▼▼▼

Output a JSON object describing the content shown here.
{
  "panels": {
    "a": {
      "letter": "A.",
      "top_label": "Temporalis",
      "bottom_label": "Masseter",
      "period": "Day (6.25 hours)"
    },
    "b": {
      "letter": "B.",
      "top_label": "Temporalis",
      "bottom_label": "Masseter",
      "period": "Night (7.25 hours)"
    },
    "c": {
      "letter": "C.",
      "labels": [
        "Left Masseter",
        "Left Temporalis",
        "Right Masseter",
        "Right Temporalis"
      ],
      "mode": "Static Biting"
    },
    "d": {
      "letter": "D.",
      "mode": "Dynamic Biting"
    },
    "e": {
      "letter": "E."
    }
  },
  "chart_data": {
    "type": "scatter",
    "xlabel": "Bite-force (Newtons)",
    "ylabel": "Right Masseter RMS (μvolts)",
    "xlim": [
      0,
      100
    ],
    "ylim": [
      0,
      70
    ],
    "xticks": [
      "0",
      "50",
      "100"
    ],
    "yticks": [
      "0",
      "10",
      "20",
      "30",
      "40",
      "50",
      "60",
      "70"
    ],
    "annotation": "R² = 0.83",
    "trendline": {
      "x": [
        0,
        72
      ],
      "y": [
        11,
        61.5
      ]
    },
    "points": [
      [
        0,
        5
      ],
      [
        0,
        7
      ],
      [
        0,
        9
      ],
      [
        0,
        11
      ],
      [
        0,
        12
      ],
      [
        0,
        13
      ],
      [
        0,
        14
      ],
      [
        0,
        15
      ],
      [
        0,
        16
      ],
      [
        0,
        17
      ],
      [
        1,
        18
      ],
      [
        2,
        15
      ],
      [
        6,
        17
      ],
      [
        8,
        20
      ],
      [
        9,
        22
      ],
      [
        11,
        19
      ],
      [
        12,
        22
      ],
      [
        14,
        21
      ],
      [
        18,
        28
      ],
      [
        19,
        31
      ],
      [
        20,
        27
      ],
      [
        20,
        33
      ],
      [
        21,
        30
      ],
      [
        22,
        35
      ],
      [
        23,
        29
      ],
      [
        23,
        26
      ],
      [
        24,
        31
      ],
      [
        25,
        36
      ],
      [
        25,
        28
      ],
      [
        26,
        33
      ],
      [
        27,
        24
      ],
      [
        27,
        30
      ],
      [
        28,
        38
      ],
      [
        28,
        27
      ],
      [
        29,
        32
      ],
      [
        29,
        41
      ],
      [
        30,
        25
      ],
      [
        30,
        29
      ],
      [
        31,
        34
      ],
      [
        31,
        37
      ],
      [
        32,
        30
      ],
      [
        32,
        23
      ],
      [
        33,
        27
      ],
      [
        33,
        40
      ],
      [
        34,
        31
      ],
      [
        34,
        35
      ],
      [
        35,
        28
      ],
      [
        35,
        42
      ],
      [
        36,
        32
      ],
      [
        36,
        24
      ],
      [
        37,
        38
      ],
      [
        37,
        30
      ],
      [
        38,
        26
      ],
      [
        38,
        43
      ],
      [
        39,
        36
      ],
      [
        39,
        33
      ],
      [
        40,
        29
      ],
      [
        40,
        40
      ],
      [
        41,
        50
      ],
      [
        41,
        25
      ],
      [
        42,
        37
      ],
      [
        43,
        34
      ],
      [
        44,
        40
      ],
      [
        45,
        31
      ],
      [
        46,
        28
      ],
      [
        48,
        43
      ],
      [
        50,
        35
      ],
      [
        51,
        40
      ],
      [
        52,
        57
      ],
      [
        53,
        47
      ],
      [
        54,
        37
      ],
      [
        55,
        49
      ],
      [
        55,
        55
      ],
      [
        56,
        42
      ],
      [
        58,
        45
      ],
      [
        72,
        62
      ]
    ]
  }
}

▲▲▲

TASK DETAILS: Extract the entries above verbatim.

SOLVED EXERCISE:
Output a JSON object describing the content shown here.
{
  "panels": {
    "a": {
      "letter": "A.",
      "top_label": "Temporalis",
      "bottom_label": "Masseter",
      "period": "Day (6.25 hours)"
    },
    "b": {
      "letter": "B.",
      "top_label": "Temporalis",
      "bottom_label": "Masseter",
      "period": "Night (7.25 hours)"
    },
    "c": {
      "letter": "C.",
      "labels": [
        "Left Masseter",
        "Left Temporalis",
        "Right Masseter",
        "Right Temporalis"
      ],
      "mode": "Static Biting"
    },
    "d": {
      "letter": "D.",
      "mode": "Dynamic Biting"
    },
    "e": {
      "letter": "E."
    }
  },
  "chart_data": {
    "type": "scatter",
    "xlabel": "Bite-force (Newtons)",
    "ylabel": "Right Masseter RMS (μvolts)",
    "xlim": [
      0,
      100
    ],
    "ylim": [
      0,
      70
    ],
    "xticks": [
      "0",
      "50",
      "100"
    ],
    "yticks": [
      "0",
      "10",
      "20",
      "30",
      "40",
      "50",
      "60",
      "70"
    ],
    "annotation": "R² = 0.83",
    "trendline": {
      "x": [
        0,
        72
      ],
      "y": [
        11,
        61.5
      ]
    },
    "points": [
      [
        0,
        5
      ],
      [
        0,
        7
      ],
      [
        0,
        9
      ],
      [
        0,
        11
      ],
      [
        0,
        12
      ],
      [
        0,
        13
      ],
      [
        0,
        14
      ],
      [
        0,
        15
      ],
      [
        0,
        16
      ],
      [
        0,
        17
      ],
      [
        1,
        18
      ],
      [
        2,
        15
      ],
      [
        6,
        17
      ],
      [
        8,
        20
      ],
      [
        9,
        22
      ],
      [
        11,
        19
      ],
      [
        12,
        22
      ],
      [
        14,
        21
      ],
      [
        18,
        28
      ],
      [
        19,
        31
      ],
      [
        20,
        27
      ],
      [
        20,
        33
      ],
      [
        21,
        30
      ],
      [
        22,
        35
      ],
      [
        23,
        29
      ],
      [
        23,
        26
      ],
      [
        24,
        31
      ],
      [
        25,
        36
      ],
      [
        25,
        28
      ],
      [
        26,
        33
      ],
      [
        27,
        24
      ],
      [
        27,
        30
      ],
      [
        28,
        38
      ],
      [
        28,
        27
      ],
      [
        29,
        32
      ],
      [
        29,
        41
      ],
      [
        30,
        25
      ],
      [
        30,
        29
      ],
      [
        31,
        34
      ],
      [
        31,
        37
      ],
      [
        32,
        30
      ],
      [
        32,
        23
      ],
      [
        33,
        27
      ],
      [
        33,
        40
      ],
      [
        34,
        31
      ],
      [
        34,
        35
      ],
      [
        35,
        28
      ],
      [
        35,
        42
      ],
      [
        36,
        32
      ],
      [
        36,
        24
      ],
      [
        37,
        38
      ],
      [
        37,
        30
      ],
      [
        38,
        26
      ],
      [
        38,
        43
      ],
      [
        39,
        36
      ],
      [
        39,
        33
      ],
      [
        40,
        29
      ],
      [
        40,
        40
      ],
      [
        41,
        50
      ],
      [
        41,
        25
      ],
      [
        42,
        37
      ],
      [
        43,
        34
      ],
      [
        44,
        40
      ],
      [
        45,
        31
      ],
      [
        46,
        28
      ],
      [
        48,
        43
      ],
      [
        50,
        35
      ],
      [
        51,
        40
      ],
      [
        52,
        57
      ],
      [
        53,
        47
      ],
      [
        54,
        37
      ],
      [
        55,
        49
      ],
      [
        55,
        55
      ],
      [
        56,
        42
      ],
      [
        58,
        45
      ],
      [
        72,
        62
      ]
    ]
  }
}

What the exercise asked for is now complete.